Start of RECORD SET
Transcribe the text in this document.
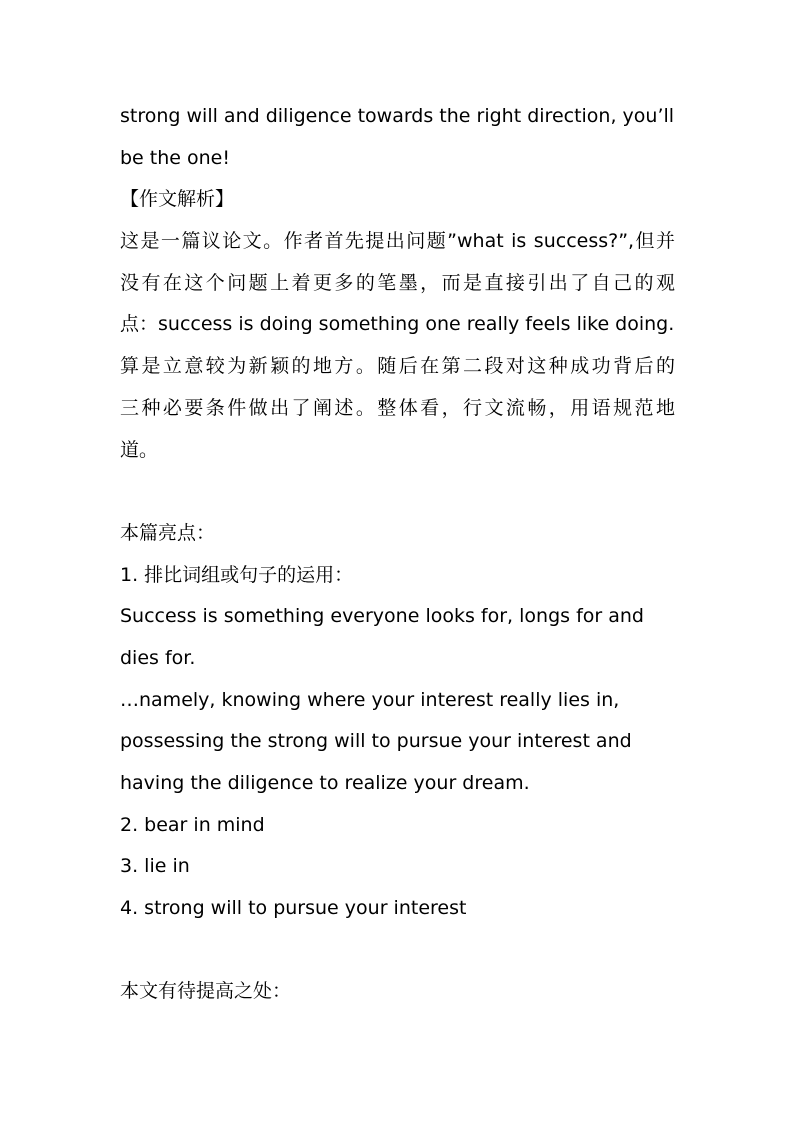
strong will and diligence towards the right direction, you’ll
be the one!
【作文解析】
这是一篇议论文。作者首先提出问题”what is success?”,但并
没有在这个问题上着更多的笔墨，而是直接引出了自己的观
点：success is doing something one really feels like doing.
算是立意较为新颖的地方。随后在第二段对这种成功背后的
三种必要条件做出了阐述。整体看，行文流畅，用语规范地
道。
本篇亮点：
1. 排比词组或句子的运用：
Success is something everyone looks for, longs for and
dies for.
…namely, knowing where your interest really lies in,
possessing the strong will to pursue your interest and
having the diligence to realize your dream.
2. bear in mind
3. lie in
4. strong will to pursue your interest
本文有待提高之处：
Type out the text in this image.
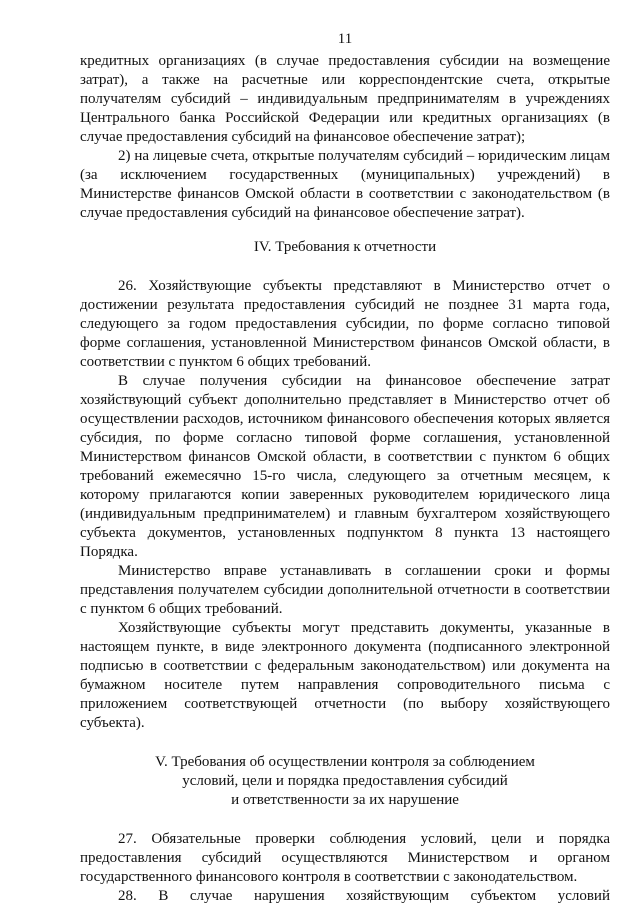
11

кредитных организациях (в случае предоставления субсидии на возмещение затрат), а также на расчетные или корреспондентские счета, открытые получателям субсидий – индивидуальным предпринимателям в учреждениях Центрального банка Российской Федерации или кредитных организациях (в случае предоставления субсидий на финансовое обеспечение затрат);

2) на лицевые счета, открытые получателям субсидий – юридическим лицам (за исключением государственных (муниципальных) учреждений) в Министерстве финансов Омской области в соответствии с законодательством (в случае предоставления субсидий на финансовое обеспечение затрат).

IV. Требования к отчетности

26. Хозяйствующие субъекты представляют в Министерство отчет о достижении результата предоставления субсидий не позднее 31 марта года, следующего за годом предоставления субсидии, по форме согласно типовой форме соглашения, установленной Министерством финансов Омской области, в соответствии с пунктом 6 общих требований.

В случае получения субсидии на финансовое обеспечение затрат хозяйствующий субъект дополнительно представляет в Министерство отчет об осуществлении расходов, источником финансового обеспечения которых является субсидия, по форме согласно типовой форме соглашения, установленной Министерством финансов Омской области, в соответствии с пунктом 6 общих требований ежемесячно 15-го числа, следующего за отчетным месяцем, к которому прилагаются копии заверенных руководителем юридического лица (индивидуальным предпринимателем) и главным бухгалтером хозяйствующего субъекта документов, установленных подпунктом 8 пункта 13 настоящего Порядка.

Министерство вправе устанавливать в соглашении сроки и формы представления получателем субсидии дополнительной отчетности в соответствии с пунктом 6 общих требований.

Хозяйствующие субъекты могут представить документы, указанные в настоящем пункте, в виде электронного документа (подписанного электронной подписью в соответствии с федеральным законодательством) или документа на бумажном носителе путем направления сопроводительного письма с приложением соответствующей отчетности (по выбору хозяйствующего субъекта).

V. Требования об осуществлении контроля за соблюдением
условий, цели и порядка предоставления субсидий
и ответственности за их нарушение

27. Обязательные проверки соблюдения условий, цели и порядка предоставления субсидий осуществляются Министерством и органом государственного финансового контроля в соответствии с законодательством.

28. В случае нарушения хозяйствующим субъектом условий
End of RECORD SET
In the records above, locate every line with the string "text" and copy it.

Transcribe the text in this document.
Type out the text in this image.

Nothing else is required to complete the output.